### WHAT TO WORK ON
(1) In the review of Moon, change "astronaut" to "engineer" within the part that opens with the words containing "Sam (Sam Rockwell)" and closes with "and infant daughter.", then write out that part again.
(2) What comes next in the review of the film Moon? Write its continuation, starting right after the last sentence shown.

··· SELECTED EXCERPT ···

© 2009 Ray Wong
Hard science fiction films are more and more rare these days. Like David Boyle's Sunshine, Moon is true sci-fi to the core with a great mystery and suspense.
Sam (Sam Rockwell) is an astronaut stationed on the Moon. He has a three-year contract with Lunar Industry to harvest Helium-3, a pure and clean energy that would power much of the Earth. His job is to monitor the harvest and ship the He3 back to Earth periodically. His only companion is GERTY, an artificial-intelligence computer that assists his day-to-day needs and well-being. There is also no direct communication link between Earth and the Moon, so all Sam gets are periodic recordings from his wife, Tess (Dominique McElligott), and infant daughter.
At the end of his three-year stint, Sam is suffering from severe cabin fever. He's lonely, and he just wants to go home. He starts to see and imagine things. With two weeks left to go, Sam has an accident with one of the mechanical harvesters. Then he wakes up at the infirmary, weak and confused. GERTY tells him the rescue crew onboard of Eliza will arrive from Earth in a few days to clean up after the accident. GERTY is instructed by the company to forbid Sam from leaving the station.
After the recuperation, Sam defies the order and takes an unauthorized trip to the broken harvester. When he gets there, he makes an astounding discovery which places doubt on his sanity and identity. He begins to question the company, his purpose, his family and the reality surrounding him, which also makes him want to return to Earth with greater urgency.

··· STORED ROWS ···

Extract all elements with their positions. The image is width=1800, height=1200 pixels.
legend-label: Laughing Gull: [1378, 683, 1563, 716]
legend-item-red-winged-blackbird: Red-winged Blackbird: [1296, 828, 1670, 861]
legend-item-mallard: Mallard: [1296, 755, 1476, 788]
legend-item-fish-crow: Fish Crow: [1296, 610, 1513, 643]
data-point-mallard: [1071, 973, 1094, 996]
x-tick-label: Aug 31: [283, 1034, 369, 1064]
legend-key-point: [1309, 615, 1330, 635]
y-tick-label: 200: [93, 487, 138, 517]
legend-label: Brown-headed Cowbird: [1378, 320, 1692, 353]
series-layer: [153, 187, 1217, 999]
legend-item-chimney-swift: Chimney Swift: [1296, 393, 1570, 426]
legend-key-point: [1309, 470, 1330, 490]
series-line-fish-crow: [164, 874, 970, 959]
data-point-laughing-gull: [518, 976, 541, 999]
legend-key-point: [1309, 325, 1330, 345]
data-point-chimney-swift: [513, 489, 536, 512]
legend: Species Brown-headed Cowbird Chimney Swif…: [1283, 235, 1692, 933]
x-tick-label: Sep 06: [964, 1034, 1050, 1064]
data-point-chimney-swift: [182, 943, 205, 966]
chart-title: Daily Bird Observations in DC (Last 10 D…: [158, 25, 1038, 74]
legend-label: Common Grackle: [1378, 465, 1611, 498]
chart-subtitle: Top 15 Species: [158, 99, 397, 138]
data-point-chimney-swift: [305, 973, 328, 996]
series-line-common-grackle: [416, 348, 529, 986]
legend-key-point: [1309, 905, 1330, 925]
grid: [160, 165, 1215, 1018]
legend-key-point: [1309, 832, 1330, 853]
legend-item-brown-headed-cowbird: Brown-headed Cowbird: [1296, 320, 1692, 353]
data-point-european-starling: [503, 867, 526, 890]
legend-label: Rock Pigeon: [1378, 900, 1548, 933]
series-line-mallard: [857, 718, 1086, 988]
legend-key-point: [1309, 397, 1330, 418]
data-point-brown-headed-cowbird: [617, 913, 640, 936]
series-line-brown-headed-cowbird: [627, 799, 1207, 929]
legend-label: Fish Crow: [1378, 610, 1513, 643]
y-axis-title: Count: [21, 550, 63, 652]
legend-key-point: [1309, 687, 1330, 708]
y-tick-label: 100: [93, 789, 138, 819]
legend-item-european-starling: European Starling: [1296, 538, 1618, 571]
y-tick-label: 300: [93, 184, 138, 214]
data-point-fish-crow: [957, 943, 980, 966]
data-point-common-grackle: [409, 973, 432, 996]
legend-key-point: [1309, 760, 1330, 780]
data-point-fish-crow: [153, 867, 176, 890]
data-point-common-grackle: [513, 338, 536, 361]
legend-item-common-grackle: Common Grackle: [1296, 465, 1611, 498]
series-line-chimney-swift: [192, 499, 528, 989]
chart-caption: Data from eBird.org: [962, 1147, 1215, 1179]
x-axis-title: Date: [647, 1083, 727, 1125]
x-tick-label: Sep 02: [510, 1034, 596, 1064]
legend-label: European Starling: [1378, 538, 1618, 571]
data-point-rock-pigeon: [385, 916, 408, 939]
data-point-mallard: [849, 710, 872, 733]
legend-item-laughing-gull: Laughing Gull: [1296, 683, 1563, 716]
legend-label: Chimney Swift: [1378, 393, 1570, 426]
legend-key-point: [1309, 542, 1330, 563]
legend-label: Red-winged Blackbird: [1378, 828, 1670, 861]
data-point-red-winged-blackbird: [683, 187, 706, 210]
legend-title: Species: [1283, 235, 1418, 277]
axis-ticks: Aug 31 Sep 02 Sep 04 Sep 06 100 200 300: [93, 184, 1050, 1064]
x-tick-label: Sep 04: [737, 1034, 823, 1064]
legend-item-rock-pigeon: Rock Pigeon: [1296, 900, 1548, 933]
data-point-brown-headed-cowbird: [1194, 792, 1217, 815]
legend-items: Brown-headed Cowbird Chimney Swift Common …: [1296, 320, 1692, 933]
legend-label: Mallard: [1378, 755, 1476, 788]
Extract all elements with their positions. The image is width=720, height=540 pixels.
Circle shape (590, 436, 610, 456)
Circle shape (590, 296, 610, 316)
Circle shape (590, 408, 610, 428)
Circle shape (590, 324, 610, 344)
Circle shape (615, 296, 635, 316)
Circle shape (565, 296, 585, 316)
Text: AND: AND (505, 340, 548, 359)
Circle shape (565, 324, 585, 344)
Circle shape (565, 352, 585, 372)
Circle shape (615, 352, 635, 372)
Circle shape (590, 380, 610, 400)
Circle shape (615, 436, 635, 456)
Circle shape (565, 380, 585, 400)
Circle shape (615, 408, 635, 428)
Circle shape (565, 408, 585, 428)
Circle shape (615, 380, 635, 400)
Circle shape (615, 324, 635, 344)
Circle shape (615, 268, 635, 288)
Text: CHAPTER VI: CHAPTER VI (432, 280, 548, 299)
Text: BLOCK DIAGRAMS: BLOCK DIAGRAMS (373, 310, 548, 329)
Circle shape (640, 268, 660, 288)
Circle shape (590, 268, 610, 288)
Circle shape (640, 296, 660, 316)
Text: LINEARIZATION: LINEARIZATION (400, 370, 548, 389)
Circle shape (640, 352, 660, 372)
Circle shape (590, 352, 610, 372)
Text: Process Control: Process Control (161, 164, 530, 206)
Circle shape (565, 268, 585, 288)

···

### RESPONSES IN ORDER
(1)
Sam (Sam Rockwell) is an engineer stationed on the Moon. He has a three-year contract with Lunar Industry to harvest Helium-3, a pure and clean energy that would power much of the Earth. His job is to monitor the harvest and ship the He3 back to Earth periodically. His only companion is GERTY, an artificial-intelligence computer that assists his day-to-day needs and well-being. There is also no direct communication link between Earth and the Moon, so all Sam gets are periodic recordings from his wife, Tess (Dominique McElligott), and infant daughter.

(2)
Sam Rockwell (Frost/Nixon) is an interesting choice to play the astronaut. For the most part of the film, Rockwell is the only actor on screen. He has a tremendous challenge acting not only on his own against the futuristic sets and green screens, but also against himself in various situations in which he has to convey confusion, loneliness, trauma, doubts and a wide range of emotions. The entire film rests on him, and Rockwell is phenomenal.
Kevin Spacey (21) provides the voice for the only other major character: GERTY the computer. There's a HAL-like quality to Spacey's calm, collected voice, and one suspects GERTY would also turn sinister as HAL did in 2001: Space Odyssey. The supporting cast has very minor roles in the storytelling, merely to support Sam's character. Dominique McElligott (Dark Floors) has a few emotional scenes in "recorded" messages that may shed some light into Sam's relationship with her and his predicaments. Matt Berry (The Devil's Chair) and Benedict Wong (Sunshine) have small roles as the company men who may have darker purposes than Sam realizes.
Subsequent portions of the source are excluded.